- **YOUR OBJECTIVE**
Determine which lines contain the word "this", then copy those lines.

- **GIVEN DATA**
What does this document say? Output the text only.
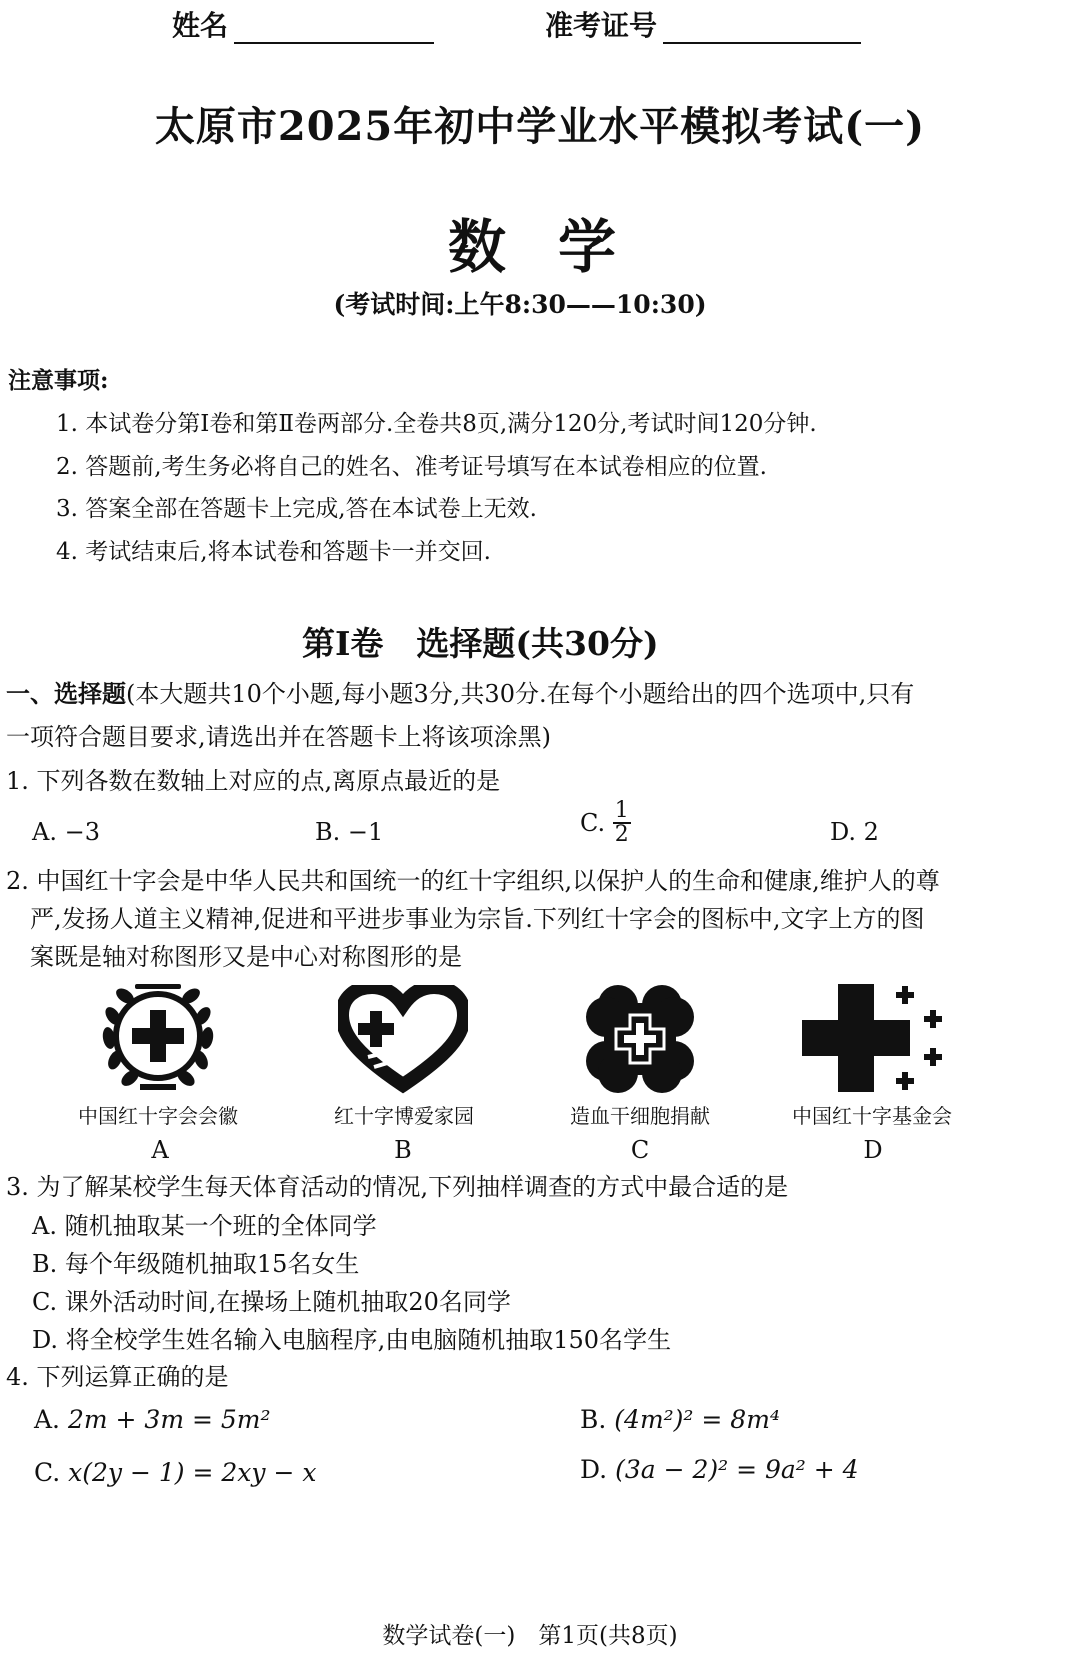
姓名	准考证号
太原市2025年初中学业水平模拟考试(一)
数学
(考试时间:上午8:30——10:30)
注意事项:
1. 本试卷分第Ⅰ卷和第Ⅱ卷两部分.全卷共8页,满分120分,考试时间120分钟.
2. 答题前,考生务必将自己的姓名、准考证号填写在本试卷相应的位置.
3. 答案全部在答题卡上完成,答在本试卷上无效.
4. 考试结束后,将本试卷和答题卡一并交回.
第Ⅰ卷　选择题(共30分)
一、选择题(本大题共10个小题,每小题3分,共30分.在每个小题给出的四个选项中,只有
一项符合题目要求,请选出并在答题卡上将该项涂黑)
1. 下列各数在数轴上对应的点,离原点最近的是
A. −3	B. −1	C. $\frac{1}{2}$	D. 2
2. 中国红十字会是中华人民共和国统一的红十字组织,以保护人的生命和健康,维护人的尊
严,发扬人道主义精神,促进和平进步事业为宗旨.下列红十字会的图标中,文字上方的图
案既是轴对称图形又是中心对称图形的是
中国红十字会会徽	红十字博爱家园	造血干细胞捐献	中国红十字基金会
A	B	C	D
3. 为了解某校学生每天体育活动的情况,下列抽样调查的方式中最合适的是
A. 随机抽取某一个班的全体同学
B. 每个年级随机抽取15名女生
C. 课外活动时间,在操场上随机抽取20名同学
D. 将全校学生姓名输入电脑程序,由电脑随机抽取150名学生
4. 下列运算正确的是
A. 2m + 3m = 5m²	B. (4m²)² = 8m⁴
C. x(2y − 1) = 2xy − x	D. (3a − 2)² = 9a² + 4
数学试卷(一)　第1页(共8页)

--

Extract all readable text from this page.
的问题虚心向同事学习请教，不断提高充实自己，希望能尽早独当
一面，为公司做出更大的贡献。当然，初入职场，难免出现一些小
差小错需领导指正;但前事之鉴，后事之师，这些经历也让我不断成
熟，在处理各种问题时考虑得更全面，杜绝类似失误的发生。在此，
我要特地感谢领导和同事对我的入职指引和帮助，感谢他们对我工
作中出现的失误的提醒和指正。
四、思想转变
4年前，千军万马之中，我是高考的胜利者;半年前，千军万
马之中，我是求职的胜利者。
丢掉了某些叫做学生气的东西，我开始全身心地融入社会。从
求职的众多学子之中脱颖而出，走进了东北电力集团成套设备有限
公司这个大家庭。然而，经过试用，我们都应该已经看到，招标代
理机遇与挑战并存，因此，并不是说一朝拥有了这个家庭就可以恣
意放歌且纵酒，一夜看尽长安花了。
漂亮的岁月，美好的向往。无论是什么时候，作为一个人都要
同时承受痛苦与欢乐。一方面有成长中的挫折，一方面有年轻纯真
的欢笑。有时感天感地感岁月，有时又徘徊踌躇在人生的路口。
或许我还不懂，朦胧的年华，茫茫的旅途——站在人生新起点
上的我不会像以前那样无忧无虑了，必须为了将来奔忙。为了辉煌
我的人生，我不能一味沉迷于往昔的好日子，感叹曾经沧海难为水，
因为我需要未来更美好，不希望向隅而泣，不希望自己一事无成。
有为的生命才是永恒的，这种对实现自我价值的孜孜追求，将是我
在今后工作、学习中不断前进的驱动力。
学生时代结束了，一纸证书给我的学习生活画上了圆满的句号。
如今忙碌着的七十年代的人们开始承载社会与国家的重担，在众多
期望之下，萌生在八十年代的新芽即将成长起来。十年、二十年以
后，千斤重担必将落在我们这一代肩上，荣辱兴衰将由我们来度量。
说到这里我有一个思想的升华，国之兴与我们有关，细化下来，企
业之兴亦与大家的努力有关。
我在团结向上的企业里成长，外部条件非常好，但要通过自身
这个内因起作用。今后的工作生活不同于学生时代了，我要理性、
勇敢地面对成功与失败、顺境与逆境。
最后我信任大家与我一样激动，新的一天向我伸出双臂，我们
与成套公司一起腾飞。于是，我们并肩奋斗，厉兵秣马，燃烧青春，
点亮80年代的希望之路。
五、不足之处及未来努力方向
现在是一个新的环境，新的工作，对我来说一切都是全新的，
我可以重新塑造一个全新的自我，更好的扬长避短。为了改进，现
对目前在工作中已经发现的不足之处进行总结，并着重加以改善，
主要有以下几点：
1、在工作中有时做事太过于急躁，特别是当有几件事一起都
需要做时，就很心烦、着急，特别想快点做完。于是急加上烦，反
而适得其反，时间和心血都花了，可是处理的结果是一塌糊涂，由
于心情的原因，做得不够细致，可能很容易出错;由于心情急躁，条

- **WRITTEN RESPONSE**
What does this document say? Output the text only.
Extract all readable text from this page.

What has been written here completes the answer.